*WHAT THE EXERCISE ASKS*:
Copy the material below verbatim, keeping every line as it stands.

──────── RECORDS FOR THE TASK

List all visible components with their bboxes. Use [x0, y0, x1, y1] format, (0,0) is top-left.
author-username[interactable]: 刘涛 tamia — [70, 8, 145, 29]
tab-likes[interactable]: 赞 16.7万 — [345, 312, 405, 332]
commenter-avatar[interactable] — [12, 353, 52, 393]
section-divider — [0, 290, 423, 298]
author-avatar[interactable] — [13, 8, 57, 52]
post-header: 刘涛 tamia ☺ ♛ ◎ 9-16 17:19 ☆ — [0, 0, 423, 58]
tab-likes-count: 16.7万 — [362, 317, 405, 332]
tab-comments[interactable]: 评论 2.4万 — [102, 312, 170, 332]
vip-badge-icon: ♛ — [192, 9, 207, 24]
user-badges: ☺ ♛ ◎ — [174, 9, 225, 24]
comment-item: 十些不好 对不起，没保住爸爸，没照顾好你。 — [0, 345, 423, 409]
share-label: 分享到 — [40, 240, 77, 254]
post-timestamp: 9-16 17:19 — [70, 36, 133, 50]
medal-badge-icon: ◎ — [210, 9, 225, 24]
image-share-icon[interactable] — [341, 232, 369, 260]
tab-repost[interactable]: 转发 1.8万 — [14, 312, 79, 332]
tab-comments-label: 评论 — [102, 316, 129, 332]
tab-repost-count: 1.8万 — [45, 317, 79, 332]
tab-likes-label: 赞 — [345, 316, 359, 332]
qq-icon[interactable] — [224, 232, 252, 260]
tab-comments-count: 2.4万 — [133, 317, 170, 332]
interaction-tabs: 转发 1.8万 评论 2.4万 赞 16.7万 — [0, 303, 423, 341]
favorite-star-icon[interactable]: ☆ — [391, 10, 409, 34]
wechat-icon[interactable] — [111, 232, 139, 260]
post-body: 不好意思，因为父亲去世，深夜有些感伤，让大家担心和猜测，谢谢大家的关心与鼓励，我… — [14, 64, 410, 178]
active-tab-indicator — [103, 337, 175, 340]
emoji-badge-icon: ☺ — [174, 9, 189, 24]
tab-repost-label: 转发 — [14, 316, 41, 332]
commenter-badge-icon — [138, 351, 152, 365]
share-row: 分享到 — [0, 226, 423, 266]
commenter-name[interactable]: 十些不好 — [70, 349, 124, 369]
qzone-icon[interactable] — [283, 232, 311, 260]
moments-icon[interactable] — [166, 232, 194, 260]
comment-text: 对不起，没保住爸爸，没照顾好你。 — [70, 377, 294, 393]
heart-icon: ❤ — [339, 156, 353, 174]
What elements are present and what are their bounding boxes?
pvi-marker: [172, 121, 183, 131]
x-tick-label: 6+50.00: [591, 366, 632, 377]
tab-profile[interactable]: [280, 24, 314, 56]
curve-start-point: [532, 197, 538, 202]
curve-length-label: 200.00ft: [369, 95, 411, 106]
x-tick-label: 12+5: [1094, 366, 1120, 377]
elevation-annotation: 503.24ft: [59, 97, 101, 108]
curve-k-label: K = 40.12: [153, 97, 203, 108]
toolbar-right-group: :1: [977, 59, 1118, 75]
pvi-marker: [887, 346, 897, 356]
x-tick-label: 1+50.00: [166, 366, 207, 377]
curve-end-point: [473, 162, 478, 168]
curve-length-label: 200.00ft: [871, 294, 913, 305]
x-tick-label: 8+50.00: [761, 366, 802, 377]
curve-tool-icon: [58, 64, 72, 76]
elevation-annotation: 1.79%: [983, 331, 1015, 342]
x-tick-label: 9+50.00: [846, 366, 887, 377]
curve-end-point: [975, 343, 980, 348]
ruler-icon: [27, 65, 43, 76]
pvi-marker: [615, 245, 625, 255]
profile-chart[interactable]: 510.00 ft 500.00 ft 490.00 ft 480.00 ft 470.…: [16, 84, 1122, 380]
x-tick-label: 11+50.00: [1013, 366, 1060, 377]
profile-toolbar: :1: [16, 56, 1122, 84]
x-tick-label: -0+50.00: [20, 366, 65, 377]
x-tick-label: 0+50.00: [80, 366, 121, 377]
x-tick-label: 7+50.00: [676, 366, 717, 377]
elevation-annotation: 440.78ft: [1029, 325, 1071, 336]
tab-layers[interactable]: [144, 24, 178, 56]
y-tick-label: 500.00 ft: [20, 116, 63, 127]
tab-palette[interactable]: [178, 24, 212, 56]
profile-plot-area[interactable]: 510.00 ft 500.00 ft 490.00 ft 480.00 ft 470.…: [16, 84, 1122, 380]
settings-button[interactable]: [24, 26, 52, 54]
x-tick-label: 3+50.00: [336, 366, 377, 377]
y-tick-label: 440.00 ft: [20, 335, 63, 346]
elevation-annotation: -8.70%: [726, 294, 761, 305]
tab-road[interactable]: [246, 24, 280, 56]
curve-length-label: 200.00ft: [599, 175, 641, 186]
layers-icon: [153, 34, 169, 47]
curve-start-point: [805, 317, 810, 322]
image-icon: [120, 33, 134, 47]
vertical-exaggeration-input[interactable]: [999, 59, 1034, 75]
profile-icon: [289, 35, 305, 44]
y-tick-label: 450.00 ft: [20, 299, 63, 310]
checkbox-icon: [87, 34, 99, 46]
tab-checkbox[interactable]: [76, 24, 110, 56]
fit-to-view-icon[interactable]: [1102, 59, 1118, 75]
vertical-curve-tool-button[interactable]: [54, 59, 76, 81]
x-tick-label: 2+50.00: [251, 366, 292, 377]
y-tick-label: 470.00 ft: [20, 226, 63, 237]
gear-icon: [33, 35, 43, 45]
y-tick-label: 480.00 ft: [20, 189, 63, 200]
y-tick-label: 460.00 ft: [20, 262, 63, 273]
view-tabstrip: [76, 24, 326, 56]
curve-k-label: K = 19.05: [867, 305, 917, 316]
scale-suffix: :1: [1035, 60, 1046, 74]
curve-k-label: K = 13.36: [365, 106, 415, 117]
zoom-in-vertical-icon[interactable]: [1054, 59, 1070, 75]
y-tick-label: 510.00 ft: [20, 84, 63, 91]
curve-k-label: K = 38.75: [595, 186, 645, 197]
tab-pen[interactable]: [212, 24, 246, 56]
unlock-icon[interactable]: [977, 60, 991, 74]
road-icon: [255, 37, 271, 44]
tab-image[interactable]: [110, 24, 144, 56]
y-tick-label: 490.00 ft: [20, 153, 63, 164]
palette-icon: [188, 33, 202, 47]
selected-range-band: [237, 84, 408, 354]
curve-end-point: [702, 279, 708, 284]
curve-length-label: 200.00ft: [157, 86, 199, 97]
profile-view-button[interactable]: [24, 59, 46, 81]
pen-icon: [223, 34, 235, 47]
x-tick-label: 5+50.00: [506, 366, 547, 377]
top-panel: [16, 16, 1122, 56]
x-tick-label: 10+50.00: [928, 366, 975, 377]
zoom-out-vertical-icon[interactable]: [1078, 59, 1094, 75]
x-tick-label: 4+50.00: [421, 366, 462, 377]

────────────────

*COMPLETE ANSWER*:
List all visible components with their bboxes. Use [x0, y0, x1, y1] format, (0,0) is top-left.
author-username[interactable]: 刘涛 tamia — [70, 8, 145, 29]
tab-likes[interactable]: 赞 16.7万 — [345, 312, 405, 332]
commenter-avatar[interactable] — [12, 353, 52, 393]
section-divider — [0, 290, 423, 298]
author-avatar[interactable] — [13, 8, 57, 52]
post-header: 刘涛 tamia ☺ ♛ ◎ 9-16 17:19 ☆ — [0, 0, 423, 58]
tab-likes-count: 16.7万 — [362, 317, 405, 332]
tab-comments[interactable]: 评论 2.4万 — [102, 312, 170, 332]
vip-badge-icon: ♛ — [192, 9, 207, 24]
user-badges: ☺ ♛ ◎ — [174, 9, 225, 24]
comment-item: 十些不好 对不起，没保住爸爸，没照顾好你。 — [0, 345, 423, 409]
share-label: 分享到 — [40, 240, 77, 254]
post-timestamp: 9-16 17:19 — [70, 36, 133, 50]
medal-badge-icon: ◎ — [210, 9, 225, 24]
image-share-icon[interactable] — [341, 232, 369, 260]
tab-repost[interactable]: 转发 1.8万 — [14, 312, 79, 332]
tab-comments-label: 评论 — [102, 316, 129, 332]
tab-repost-count: 1.8万 — [45, 317, 79, 332]
tab-likes-label: 赞 — [345, 316, 359, 332]
qq-icon[interactable] — [224, 232, 252, 260]
tab-comments-count: 2.4万 — [133, 317, 170, 332]
interaction-tabs: 转发 1.8万 评论 2.4万 赞 16.7万 — [0, 303, 423, 341]
favorite-star-icon[interactable]: ☆ — [391, 10, 409, 34]
wechat-icon[interactable] — [111, 232, 139, 260]
post-body: 不好意思，因为父亲去世，深夜有些感伤，让大家担心和猜测，谢谢大家的关心与鼓励，我… — [14, 64, 410, 178]
active-tab-indicator — [103, 337, 175, 340]
emoji-badge-icon: ☺ — [174, 9, 189, 24]
tab-repost-label: 转发 — [14, 316, 41, 332]
commenter-badge-icon — [138, 351, 152, 365]
share-row: 分享到 — [0, 226, 423, 266]
commenter-name[interactable]: 十些不好 — [70, 349, 124, 369]
qzone-icon[interactable] — [283, 232, 311, 260]
moments-icon[interactable] — [166, 232, 194, 260]
comment-text: 对不起，没保住爸爸，没照顾好你。 — [70, 377, 294, 393]
heart-icon: ❤ — [339, 156, 353, 174]
What elements are present and what are their bounding boxes?
pvi-marker: [172, 121, 183, 131]
x-tick-label: 6+50.00: [591, 366, 632, 377]
tab-profile[interactable]: [280, 24, 314, 56]
curve-start-point: [532, 197, 538, 202]
curve-length-label: 200.00ft: [369, 95, 411, 106]
x-tick-label: 12+5: [1094, 366, 1120, 377]
elevation-annotation: 503.24ft: [59, 97, 101, 108]
curve-k-label: K = 40.12: [153, 97, 203, 108]
toolbar-right-group: :1: [977, 59, 1118, 75]
pvi-marker: [887, 346, 897, 356]
x-tick-label: 1+50.00: [166, 366, 207, 377]
curve-end-point: [473, 162, 478, 168]
curve-length-label: 200.00ft: [871, 294, 913, 305]
x-tick-label: 8+50.00: [761, 366, 802, 377]
curve-tool-icon: [58, 64, 72, 76]
elevation-annotation: 1.79%: [983, 331, 1015, 342]
x-tick-label: 9+50.00: [846, 366, 887, 377]
curve-end-point: [975, 343, 980, 348]
ruler-icon: [27, 65, 43, 76]
pvi-marker: [615, 245, 625, 255]
profile-chart[interactable]: 510.00 ft 500.00 ft 490.00 ft 480.00 ft 470.…: [16, 84, 1122, 380]
x-tick-label: 11+50.00: [1013, 366, 1060, 377]
profile-toolbar: :1: [16, 56, 1122, 84]
x-tick-label: -0+50.00: [20, 366, 65, 377]
x-tick-label: 0+50.00: [80, 366, 121, 377]
x-tick-label: 7+50.00: [676, 366, 717, 377]
elevation-annotation: 440.78ft: [1029, 325, 1071, 336]
tab-layers[interactable]: [144, 24, 178, 56]
y-tick-label: 500.00 ft: [20, 116, 63, 127]
tab-palette[interactable]: [178, 24, 212, 56]
profile-plot-area[interactable]: 510.00 ft 500.00 ft 490.00 ft 480.00 ft 470.…: [16, 84, 1122, 380]
settings-button[interactable]: [24, 26, 52, 54]
x-tick-label: 3+50.00: [336, 366, 377, 377]
y-tick-label: 440.00 ft: [20, 335, 63, 346]
elevation-annotation: -8.70%: [726, 294, 761, 305]
tab-road[interactable]: [246, 24, 280, 56]
curve-length-label: 200.00ft: [599, 175, 641, 186]
layers-icon: [153, 34, 169, 47]
curve-start-point: [805, 317, 810, 322]
image-icon: [120, 33, 134, 47]
vertical-exaggeration-input[interactable]: [999, 59, 1034, 75]
profile-icon: [289, 35, 305, 44]
y-tick-label: 450.00 ft: [20, 299, 63, 310]
checkbox-icon: [87, 34, 99, 46]
tab-checkbox[interactable]: [76, 24, 110, 56]
fit-to-view-icon[interactable]: [1102, 59, 1118, 75]
vertical-curve-tool-button[interactable]: [54, 59, 76, 81]
x-tick-label: 2+50.00: [251, 366, 292, 377]
y-tick-label: 470.00 ft: [20, 226, 63, 237]
gear-icon: [33, 35, 43, 45]
y-tick-label: 480.00 ft: [20, 189, 63, 200]
y-tick-label: 460.00 ft: [20, 262, 63, 273]
view-tabstrip: [76, 24, 326, 56]
curve-k-label: K = 19.05: [867, 305, 917, 316]
scale-suffix: :1: [1035, 60, 1046, 74]
curve-k-label: K = 13.36: [365, 106, 415, 117]
zoom-in-vertical-icon[interactable]: [1054, 59, 1070, 75]
y-tick-label: 510.00 ft: [20, 84, 63, 91]
curve-k-label: K = 38.75: [595, 186, 645, 197]
tab-pen[interactable]: [212, 24, 246, 56]
unlock-icon[interactable]: [977, 60, 991, 74]
road-icon: [255, 37, 271, 44]
tab-image[interactable]: [110, 24, 144, 56]
y-tick-label: 490.00 ft: [20, 153, 63, 164]
palette-icon: [188, 33, 202, 47]
selected-range-band: [237, 84, 408, 354]
curve-end-point: [702, 279, 708, 284]
curve-length-label: 200.00ft: [157, 86, 199, 97]
profile-view-button[interactable]: [24, 59, 46, 81]
pen-icon: [223, 34, 235, 47]
x-tick-label: 5+50.00: [506, 366, 547, 377]
top-panel: [16, 16, 1122, 56]
x-tick-label: 10+50.00: [928, 366, 975, 377]
zoom-out-vertical-icon[interactable]: [1078, 59, 1094, 75]
x-tick-label: 4+50.00: [421, 366, 462, 377]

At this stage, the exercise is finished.